> **WRITTEN EXERCISE**
Return every line of the data below with no changes, covering all of the data.

Layout region records
● ● ● ● ●

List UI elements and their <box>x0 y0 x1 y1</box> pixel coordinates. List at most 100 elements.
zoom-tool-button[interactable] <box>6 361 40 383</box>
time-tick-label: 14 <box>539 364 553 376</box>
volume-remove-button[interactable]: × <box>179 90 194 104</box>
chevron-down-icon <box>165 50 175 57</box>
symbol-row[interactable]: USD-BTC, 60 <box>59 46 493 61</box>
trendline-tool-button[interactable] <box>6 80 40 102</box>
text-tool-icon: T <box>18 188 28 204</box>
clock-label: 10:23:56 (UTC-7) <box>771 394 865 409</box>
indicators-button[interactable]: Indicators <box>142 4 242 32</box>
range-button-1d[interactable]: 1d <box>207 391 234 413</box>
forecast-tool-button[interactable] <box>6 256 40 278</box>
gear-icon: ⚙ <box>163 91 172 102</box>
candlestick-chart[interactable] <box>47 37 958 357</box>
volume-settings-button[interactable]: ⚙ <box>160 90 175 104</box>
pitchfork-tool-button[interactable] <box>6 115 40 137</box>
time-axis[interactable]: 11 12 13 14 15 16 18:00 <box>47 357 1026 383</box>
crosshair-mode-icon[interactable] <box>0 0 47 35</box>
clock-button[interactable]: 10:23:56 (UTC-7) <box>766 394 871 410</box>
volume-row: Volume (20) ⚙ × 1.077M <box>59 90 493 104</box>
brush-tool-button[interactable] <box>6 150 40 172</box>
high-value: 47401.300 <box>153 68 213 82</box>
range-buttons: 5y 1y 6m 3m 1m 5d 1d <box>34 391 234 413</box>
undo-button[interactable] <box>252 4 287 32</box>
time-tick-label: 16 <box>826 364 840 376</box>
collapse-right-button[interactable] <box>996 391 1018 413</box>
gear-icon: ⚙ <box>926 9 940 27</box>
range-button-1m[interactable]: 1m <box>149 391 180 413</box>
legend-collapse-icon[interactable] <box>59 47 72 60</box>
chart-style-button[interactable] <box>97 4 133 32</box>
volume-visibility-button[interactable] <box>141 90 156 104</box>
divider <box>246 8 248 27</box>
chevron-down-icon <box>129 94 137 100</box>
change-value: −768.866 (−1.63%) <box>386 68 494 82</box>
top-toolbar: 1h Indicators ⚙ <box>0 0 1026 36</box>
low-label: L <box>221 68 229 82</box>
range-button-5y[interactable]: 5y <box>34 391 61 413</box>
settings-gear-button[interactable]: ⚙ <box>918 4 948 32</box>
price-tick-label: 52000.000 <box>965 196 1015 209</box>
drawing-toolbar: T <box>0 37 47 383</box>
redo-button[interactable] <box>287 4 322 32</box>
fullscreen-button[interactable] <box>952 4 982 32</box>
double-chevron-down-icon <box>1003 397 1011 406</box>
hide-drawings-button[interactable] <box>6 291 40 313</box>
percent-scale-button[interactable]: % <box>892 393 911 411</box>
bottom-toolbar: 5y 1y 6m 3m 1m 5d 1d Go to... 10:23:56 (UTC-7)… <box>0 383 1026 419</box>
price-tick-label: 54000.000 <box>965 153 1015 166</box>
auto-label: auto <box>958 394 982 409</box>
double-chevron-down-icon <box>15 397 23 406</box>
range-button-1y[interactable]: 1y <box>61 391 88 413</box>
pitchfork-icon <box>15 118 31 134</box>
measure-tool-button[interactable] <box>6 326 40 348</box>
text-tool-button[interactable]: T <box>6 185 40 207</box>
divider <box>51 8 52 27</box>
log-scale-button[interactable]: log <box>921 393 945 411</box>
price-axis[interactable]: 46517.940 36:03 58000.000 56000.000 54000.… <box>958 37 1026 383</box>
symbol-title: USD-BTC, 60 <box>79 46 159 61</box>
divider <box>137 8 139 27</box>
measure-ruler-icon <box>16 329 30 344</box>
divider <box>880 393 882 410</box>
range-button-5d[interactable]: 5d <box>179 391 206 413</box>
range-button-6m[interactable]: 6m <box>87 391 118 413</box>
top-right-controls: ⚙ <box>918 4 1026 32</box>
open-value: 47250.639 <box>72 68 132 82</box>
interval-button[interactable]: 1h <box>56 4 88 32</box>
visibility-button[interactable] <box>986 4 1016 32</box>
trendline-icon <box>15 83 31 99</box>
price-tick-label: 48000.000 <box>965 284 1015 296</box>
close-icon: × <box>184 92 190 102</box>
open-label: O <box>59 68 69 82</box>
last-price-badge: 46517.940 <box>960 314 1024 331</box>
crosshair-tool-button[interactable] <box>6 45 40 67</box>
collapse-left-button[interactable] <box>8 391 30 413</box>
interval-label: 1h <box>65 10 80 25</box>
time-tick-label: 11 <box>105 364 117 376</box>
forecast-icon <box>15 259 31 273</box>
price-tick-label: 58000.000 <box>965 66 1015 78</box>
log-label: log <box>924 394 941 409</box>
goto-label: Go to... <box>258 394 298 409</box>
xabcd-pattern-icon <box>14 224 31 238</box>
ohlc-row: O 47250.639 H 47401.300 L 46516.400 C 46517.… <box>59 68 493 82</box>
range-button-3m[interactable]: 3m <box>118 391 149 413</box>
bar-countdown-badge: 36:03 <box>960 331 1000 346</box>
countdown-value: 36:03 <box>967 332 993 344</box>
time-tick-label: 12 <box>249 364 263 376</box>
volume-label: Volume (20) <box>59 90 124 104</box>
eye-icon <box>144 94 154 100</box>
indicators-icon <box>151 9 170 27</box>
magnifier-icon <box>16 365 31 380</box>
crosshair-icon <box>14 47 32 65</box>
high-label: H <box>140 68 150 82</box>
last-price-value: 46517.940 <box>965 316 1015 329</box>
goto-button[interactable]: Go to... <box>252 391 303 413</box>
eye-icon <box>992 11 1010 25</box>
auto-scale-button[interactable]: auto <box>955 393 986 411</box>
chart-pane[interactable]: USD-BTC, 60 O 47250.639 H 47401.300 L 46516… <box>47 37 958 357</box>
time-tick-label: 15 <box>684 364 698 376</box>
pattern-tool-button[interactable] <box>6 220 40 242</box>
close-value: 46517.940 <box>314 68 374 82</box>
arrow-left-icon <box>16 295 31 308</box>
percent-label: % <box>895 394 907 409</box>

● ● ● ● ●

> **RESULT**
List UI elements and their <box>x0 y0 x1 y1</box> pixel coordinates. List at most 100 elements.
zoom-tool-button[interactable] <box>6 361 40 383</box>
time-tick-label: 14 <box>539 364 553 376</box>
volume-remove-button[interactable]: × <box>179 90 194 104</box>
chevron-down-icon <box>165 50 175 57</box>
symbol-row[interactable]: USD-BTC, 60 <box>59 46 493 61</box>
trendline-tool-button[interactable] <box>6 80 40 102</box>
text-tool-icon: T <box>18 188 28 204</box>
clock-label: 10:23:56 (UTC-7) <box>771 394 865 409</box>
indicators-button[interactable]: Indicators <box>142 4 242 32</box>
range-button-1d[interactable]: 1d <box>207 391 234 413</box>
forecast-tool-button[interactable] <box>6 256 40 278</box>
gear-icon: ⚙ <box>163 91 172 102</box>
candlestick-chart[interactable] <box>47 37 958 357</box>
volume-settings-button[interactable]: ⚙ <box>160 90 175 104</box>
pitchfork-tool-button[interactable] <box>6 115 40 137</box>
time-axis[interactable]: 11 12 13 14 15 16 18:00 <box>47 357 1026 383</box>
crosshair-mode-icon[interactable] <box>0 0 47 35</box>
clock-button[interactable]: 10:23:56 (UTC-7) <box>766 394 871 410</box>
volume-row: Volume (20) ⚙ × 1.077M <box>59 90 493 104</box>
brush-tool-button[interactable] <box>6 150 40 172</box>
high-value: 47401.300 <box>153 68 213 82</box>
range-buttons: 5y 1y 6m 3m 1m 5d 1d <box>34 391 234 413</box>
undo-button[interactable] <box>252 4 287 32</box>
time-tick-label: 16 <box>826 364 840 376</box>
collapse-right-button[interactable] <box>996 391 1018 413</box>
gear-icon: ⚙ <box>926 9 940 27</box>
range-button-1m[interactable]: 1m <box>149 391 180 413</box>
legend-collapse-icon[interactable] <box>59 47 72 60</box>
chart-style-button[interactable] <box>97 4 133 32</box>
volume-visibility-button[interactable] <box>141 90 156 104</box>
divider <box>246 8 248 27</box>
chevron-down-icon <box>129 94 137 100</box>
change-value: −768.866 (−1.63%) <box>386 68 494 82</box>
top-toolbar: 1h Indicators ⚙ <box>0 0 1026 36</box>
low-label: L <box>221 68 229 82</box>
range-button-5y[interactable]: 5y <box>34 391 61 413</box>
settings-gear-button[interactable]: ⚙ <box>918 4 948 32</box>
price-tick-label: 52000.000 <box>965 196 1015 209</box>
drawing-toolbar: T <box>0 37 47 383</box>
redo-button[interactable] <box>287 4 322 32</box>
fullscreen-button[interactable] <box>952 4 982 32</box>
double-chevron-down-icon <box>1003 397 1011 406</box>
hide-drawings-button[interactable] <box>6 291 40 313</box>
percent-scale-button[interactable]: % <box>892 393 911 411</box>
bottom-toolbar: 5y 1y 6m 3m 1m 5d 1d Go to... 10:23:56 (UTC-7)… <box>0 383 1026 419</box>
price-tick-label: 54000.000 <box>965 153 1015 166</box>
auto-label: auto <box>958 394 982 409</box>
double-chevron-down-icon <box>15 397 23 406</box>
range-button-1y[interactable]: 1y <box>61 391 88 413</box>
pitchfork-icon <box>15 118 31 134</box>
measure-tool-button[interactable] <box>6 326 40 348</box>
text-tool-button[interactable]: T <box>6 185 40 207</box>
divider <box>51 8 52 27</box>
log-scale-button[interactable]: log <box>921 393 945 411</box>
price-axis[interactable]: 46517.940 36:03 58000.000 56000.000 54000.… <box>958 37 1026 383</box>
symbol-title: USD-BTC, 60 <box>79 46 159 61</box>
divider <box>137 8 139 27</box>
measure-ruler-icon <box>16 329 30 344</box>
divider <box>880 393 882 410</box>
range-button-5d[interactable]: 5d <box>179 391 206 413</box>
range-button-6m[interactable]: 6m <box>87 391 118 413</box>
top-right-controls: ⚙ <box>918 4 1026 32</box>
open-value: 47250.639 <box>72 68 132 82</box>
interval-button[interactable]: 1h <box>56 4 88 32</box>
visibility-button[interactable] <box>986 4 1016 32</box>
trendline-icon <box>15 83 31 99</box>
price-tick-label: 48000.000 <box>965 284 1015 296</box>
close-icon: × <box>184 92 190 102</box>
open-label: O <box>59 68 69 82</box>
last-price-badge: 46517.940 <box>960 314 1024 331</box>
crosshair-tool-button[interactable] <box>6 45 40 67</box>
collapse-left-button[interactable] <box>8 391 30 413</box>
interval-label: 1h <box>65 10 80 25</box>
time-tick-label: 11 <box>105 364 117 376</box>
forecast-icon <box>15 259 31 273</box>
price-tick-label: 58000.000 <box>965 66 1015 78</box>
log-label: log <box>924 394 941 409</box>
goto-label: Go to... <box>258 394 298 409</box>
xabcd-pattern-icon <box>14 224 31 238</box>
ohlc-row: O 47250.639 H 47401.300 L 46516.400 C 46517.… <box>59 68 493 82</box>
range-button-3m[interactable]: 3m <box>118 391 149 413</box>
bar-countdown-badge: 36:03 <box>960 331 1000 346</box>
countdown-value: 36:03 <box>967 332 993 344</box>
time-tick-label: 12 <box>249 364 263 376</box>
volume-label: Volume (20) <box>59 90 124 104</box>
eye-icon <box>144 94 154 100</box>
indicators-icon <box>151 9 170 27</box>
magnifier-icon <box>16 365 31 380</box>
crosshair-icon <box>14 47 32 65</box>
high-label: H <box>140 68 150 82</box>
last-price-value: 46517.940 <box>965 316 1015 329</box>
goto-button[interactable]: Go to... <box>252 391 303 413</box>
eye-icon <box>992 11 1010 25</box>
auto-scale-button[interactable]: auto <box>955 393 986 411</box>
chart-pane[interactable]: USD-BTC, 60 O 47250.639 H 47401.300 L 46516… <box>47 37 958 357</box>
time-tick-label: 15 <box>684 364 698 376</box>
pattern-tool-button[interactable] <box>6 220 40 242</box>
close-value: 46517.940 <box>314 68 374 82</box>
arrow-left-icon <box>16 295 31 308</box>
percent-label: % <box>895 394 907 409</box>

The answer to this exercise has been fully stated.